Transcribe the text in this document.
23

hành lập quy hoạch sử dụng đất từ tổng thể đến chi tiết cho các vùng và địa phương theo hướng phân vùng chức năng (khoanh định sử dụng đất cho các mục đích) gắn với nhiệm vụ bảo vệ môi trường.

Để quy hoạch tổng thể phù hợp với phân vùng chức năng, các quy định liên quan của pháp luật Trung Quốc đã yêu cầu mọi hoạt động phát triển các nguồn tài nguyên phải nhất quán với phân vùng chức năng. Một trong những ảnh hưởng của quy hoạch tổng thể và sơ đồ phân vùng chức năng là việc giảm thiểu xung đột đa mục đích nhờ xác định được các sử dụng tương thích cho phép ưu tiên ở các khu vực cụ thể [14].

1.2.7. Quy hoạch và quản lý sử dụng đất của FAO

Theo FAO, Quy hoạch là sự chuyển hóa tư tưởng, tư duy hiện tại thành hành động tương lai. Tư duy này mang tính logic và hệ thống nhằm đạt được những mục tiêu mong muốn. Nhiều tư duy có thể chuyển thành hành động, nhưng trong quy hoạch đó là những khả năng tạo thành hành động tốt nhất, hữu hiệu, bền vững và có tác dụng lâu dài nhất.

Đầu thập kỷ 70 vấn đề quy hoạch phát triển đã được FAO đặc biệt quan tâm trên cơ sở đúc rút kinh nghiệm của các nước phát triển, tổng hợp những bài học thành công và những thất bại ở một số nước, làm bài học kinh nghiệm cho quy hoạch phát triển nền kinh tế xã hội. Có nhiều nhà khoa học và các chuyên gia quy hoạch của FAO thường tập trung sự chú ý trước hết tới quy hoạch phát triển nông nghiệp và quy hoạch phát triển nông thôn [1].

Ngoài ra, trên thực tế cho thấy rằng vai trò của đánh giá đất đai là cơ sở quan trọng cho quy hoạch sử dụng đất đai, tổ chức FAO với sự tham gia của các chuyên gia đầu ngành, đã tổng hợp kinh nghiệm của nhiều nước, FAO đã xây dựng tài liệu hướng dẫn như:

########

» What this task involves: Copy out every line from the data above that has "chức" in it.

» Response to the exercise:
hành lập quy hoạch sử dụng đất từ tổng thể đến chi tiết cho các vùng và địa phương theo hướng phân vùng chức năng (khoanh định sử dụng đất cho các mục đích) gắn với nhiệm vụ bảo vệ môi trường.
Để quy hoạch tổng thể phù hợp với phân vùng chức năng, các quy định liên quan của pháp luật Trung Quốc đã yêu cầu mọi hoạt động phát triển các nguồn tài nguyên phải nhất quán với phân vùng chức năng. Một trong những ảnh hưởng của quy hoạch tổng thể và sơ đồ phân vùng chức năng là việc giảm thiểu xung đột đa mục đích nhờ xác định được các sử dụng tương thích cho phép ưu tiên ở các khu vực cụ thể [14].
Ngoài ra, trên thực tế cho thấy rằng vai trò của đánh giá đất đai là cơ sở quan trọng cho quy hoạch sử dụng đất đai, tổ chức FAO với sự tham gia của các chuyên gia đầu ngành, đã tổng hợp kinh nghiệm của nhiều nước, FAO đã xây dựng tài liệu hướng dẫn như:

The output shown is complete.